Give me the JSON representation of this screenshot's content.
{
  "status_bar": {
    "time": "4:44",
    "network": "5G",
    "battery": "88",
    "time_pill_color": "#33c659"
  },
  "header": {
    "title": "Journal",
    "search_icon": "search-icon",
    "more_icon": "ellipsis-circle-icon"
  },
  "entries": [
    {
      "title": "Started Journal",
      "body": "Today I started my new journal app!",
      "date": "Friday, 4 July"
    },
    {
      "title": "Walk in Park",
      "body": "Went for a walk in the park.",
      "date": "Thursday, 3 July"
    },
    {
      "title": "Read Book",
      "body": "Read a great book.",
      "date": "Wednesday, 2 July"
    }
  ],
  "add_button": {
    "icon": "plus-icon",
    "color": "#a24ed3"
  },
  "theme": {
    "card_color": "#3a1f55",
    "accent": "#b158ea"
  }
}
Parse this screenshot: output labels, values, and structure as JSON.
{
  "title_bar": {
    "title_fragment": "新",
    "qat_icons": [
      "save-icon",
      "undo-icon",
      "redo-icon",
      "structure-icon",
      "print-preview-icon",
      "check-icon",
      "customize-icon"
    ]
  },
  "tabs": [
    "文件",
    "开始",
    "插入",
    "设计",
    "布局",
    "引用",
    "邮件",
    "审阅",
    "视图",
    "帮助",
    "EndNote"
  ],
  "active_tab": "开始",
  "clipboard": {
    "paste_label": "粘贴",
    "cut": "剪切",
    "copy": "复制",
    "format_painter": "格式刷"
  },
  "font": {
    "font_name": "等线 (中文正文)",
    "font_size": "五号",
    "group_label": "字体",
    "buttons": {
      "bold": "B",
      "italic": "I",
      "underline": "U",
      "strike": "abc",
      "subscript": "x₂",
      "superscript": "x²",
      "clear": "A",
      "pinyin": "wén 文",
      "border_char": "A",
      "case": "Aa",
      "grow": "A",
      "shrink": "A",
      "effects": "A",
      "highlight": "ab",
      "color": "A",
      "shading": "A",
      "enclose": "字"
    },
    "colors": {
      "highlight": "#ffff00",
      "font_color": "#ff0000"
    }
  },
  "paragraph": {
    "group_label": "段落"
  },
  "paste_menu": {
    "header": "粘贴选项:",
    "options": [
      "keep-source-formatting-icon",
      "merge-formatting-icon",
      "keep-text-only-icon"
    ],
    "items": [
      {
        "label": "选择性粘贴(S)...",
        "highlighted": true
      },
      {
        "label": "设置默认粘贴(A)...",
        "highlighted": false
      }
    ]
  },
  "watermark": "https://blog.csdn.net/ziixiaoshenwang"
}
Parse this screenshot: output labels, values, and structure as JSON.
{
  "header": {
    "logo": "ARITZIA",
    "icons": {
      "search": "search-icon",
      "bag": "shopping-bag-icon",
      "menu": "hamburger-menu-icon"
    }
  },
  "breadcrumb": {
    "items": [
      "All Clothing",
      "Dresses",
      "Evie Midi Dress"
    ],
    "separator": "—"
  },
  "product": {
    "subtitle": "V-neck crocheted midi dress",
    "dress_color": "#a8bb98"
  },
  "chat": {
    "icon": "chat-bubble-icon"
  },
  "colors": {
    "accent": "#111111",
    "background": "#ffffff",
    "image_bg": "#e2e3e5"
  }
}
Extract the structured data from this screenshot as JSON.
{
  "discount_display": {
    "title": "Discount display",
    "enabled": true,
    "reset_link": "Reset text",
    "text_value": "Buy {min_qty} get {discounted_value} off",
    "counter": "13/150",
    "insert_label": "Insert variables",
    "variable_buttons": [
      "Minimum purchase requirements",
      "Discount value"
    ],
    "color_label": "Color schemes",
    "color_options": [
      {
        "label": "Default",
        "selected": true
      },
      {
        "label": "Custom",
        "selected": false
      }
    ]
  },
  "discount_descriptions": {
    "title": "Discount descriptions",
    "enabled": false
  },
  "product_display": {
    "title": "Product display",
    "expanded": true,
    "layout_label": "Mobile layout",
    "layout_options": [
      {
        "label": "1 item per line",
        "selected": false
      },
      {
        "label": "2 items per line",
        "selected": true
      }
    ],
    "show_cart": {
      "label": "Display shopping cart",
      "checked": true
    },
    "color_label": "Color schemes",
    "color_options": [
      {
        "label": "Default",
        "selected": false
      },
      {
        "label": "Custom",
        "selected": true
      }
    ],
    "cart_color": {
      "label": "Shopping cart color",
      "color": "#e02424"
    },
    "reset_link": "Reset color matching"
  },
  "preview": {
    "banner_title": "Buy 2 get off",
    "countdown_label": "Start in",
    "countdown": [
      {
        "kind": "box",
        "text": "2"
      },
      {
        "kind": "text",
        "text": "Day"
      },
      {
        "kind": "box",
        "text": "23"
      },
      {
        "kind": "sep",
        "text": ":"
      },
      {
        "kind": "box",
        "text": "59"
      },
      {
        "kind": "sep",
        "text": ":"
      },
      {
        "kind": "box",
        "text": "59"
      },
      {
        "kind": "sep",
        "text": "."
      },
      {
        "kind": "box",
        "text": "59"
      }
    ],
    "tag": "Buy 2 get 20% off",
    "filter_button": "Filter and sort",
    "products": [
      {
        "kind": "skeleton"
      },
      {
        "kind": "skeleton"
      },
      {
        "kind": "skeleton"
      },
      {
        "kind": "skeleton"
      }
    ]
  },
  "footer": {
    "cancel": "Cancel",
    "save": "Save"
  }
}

+ + + +

GIVEN INSTRUCTION: Reproduce the full set of records precisely.

EXERCISE RESPONSE:
Give me the JSON representation of this screenshot's content.
{
  "status_bar": {
    "time": "4:44",
    "network": "5G",
    "battery": "88",
    "time_pill_color": "#33c659"
  },
  "header": {
    "title": "Journal",
    "search_icon": "search-icon",
    "more_icon": "ellipsis-circle-icon"
  },
  "entries": [
    {
      "title": "Started Journal",
      "body": "Today I started my new journal app!",
      "date": "Friday, 4 July"
    },
    {
      "title": "Walk in Park",
      "body": "Went for a walk in the park.",
      "date": "Thursday, 3 July"
    },
    {
      "title": "Read Book",
      "body": "Read a great book.",
      "date": "Wednesday, 2 July"
    }
  ],
  "add_button": {
    "icon": "plus-icon",
    "color": "#a24ed3"
  },
  "theme": {
    "card_color": "#3a1f55",
    "accent": "#b158ea"
  }
}
Parse this screenshot: output labels, values, and structure as JSON.
{
  "title_bar": {
    "title_fragment": "新",
    "qat_icons": [
      "save-icon",
      "undo-icon",
      "redo-icon",
      "structure-icon",
      "print-preview-icon",
      "check-icon",
      "customize-icon"
    ]
  },
  "tabs": [
    "文件",
    "开始",
    "插入",
    "设计",
    "布局",
    "引用",
    "邮件",
    "审阅",
    "视图",
    "帮助",
    "EndNote"
  ],
  "active_tab": "开始",
  "clipboard": {
    "paste_label": "粘贴",
    "cut": "剪切",
    "copy": "复制",
    "format_painter": "格式刷"
  },
  "font": {
    "font_name": "等线 (中文正文)",
    "font_size": "五号",
    "group_label": "字体",
    "buttons": {
      "bold": "B",
      "italic": "I",
      "underline": "U",
      "strike": "abc",
      "subscript": "x₂",
      "superscript": "x²",
      "clear": "A",
      "pinyin": "wén 文",
      "border_char": "A",
      "case": "Aa",
      "grow": "A",
      "shrink": "A",
      "effects": "A",
      "highlight": "ab",
      "color": "A",
      "shading": "A",
      "enclose": "字"
    },
    "colors": {
      "highlight": "#ffff00",
      "font_color": "#ff0000"
    }
  },
  "paragraph": {
    "group_label": "段落"
  },
  "paste_menu": {
    "header": "粘贴选项:",
    "options": [
      "keep-source-formatting-icon",
      "merge-formatting-icon",
      "keep-text-only-icon"
    ],
    "items": [
      {
        "label": "选择性粘贴(S)...",
        "highlighted": true
      },
      {
        "label": "设置默认粘贴(A)...",
        "highlighted": false
      }
    ]
  },
  "watermark": "https://blog.csdn.net/ziixiaoshenwang"
}
Parse this screenshot: output labels, values, and structure as JSON.
{
  "header": {
    "logo": "ARITZIA",
    "icons": {
      "search": "search-icon",
      "bag": "shopping-bag-icon",
      "menu": "hamburger-menu-icon"
    }
  },
  "breadcrumb": {
    "items": [
      "All Clothing",
      "Dresses",
      "Evie Midi Dress"
    ],
    "separator": "—"
  },
  "product": {
    "subtitle": "V-neck crocheted midi dress",
    "dress_color": "#a8bb98"
  },
  "chat": {
    "icon": "chat-bubble-icon"
  },
  "colors": {
    "accent": "#111111",
    "background": "#ffffff",
    "image_bg": "#e2e3e5"
  }
}
Extract the structured data from this screenshot as JSON.
{
  "discount_display": {
    "title": "Discount display",
    "enabled": true,
    "reset_link": "Reset text",
    "text_value": "Buy {min_qty} get {discounted_value} off",
    "counter": "13/150",
    "insert_label": "Insert variables",
    "variable_buttons": [
      "Minimum purchase requirements",
      "Discount value"
    ],
    "color_label": "Color schemes",
    "color_options": [
      {
        "label": "Default",
        "selected": true
      },
      {
        "label": "Custom",
        "selected": false
      }
    ]
  },
  "discount_descriptions": {
    "title": "Discount descriptions",
    "enabled": false
  },
  "product_display": {
    "title": "Product display",
    "expanded": true,
    "layout_label": "Mobile layout",
    "layout_options": [
      {
        "label": "1 item per line",
        "selected": false
      },
      {
        "label": "2 items per line",
        "selected": true
      }
    ],
    "show_cart": {
      "label": "Display shopping cart",
      "checked": true
    },
    "color_label": "Color schemes",
    "color_options": [
      {
        "label": "Default",
        "selected": false
      },
      {
        "label": "Custom",
        "selected": true
      }
    ],
    "cart_color": {
      "label": "Shopping cart color",
      "color": "#e02424"
    },
    "reset_link": "Reset color matching"
  },
  "preview": {
    "banner_title": "Buy 2 get off",
    "countdown_label": "Start in",
    "countdown": [
      {
        "kind": "box",
        "text": "2"
      },
      {
        "kind": "text",
        "text": "Day"
      },
      {
        "kind": "box",
        "text": "23"
      },
      {
        "kind": "sep",
        "text": ":"
      },
      {
        "kind": "box",
        "text": "59"
      },
      {
        "kind": "sep",
        "text": ":"
      },
      {
        "kind": "box",
        "text": "59"
      },
      {
        "kind": "sep",
        "text": "."
      },
      {
        "kind": "box",
        "text": "59"
      }
    ],
    "tag": "Buy 2 get 20% off",
    "filter_button": "Filter and sort",
    "products": [
      {
        "kind": "skeleton"
      },
      {
        "kind": "skeleton"
      },
      {
        "kind": "skeleton"
      },
      {
        "kind": "skeleton"
      }
    ]
  },
  "footer": {
    "cancel": "Cancel",
    "save": "Save"
  }
}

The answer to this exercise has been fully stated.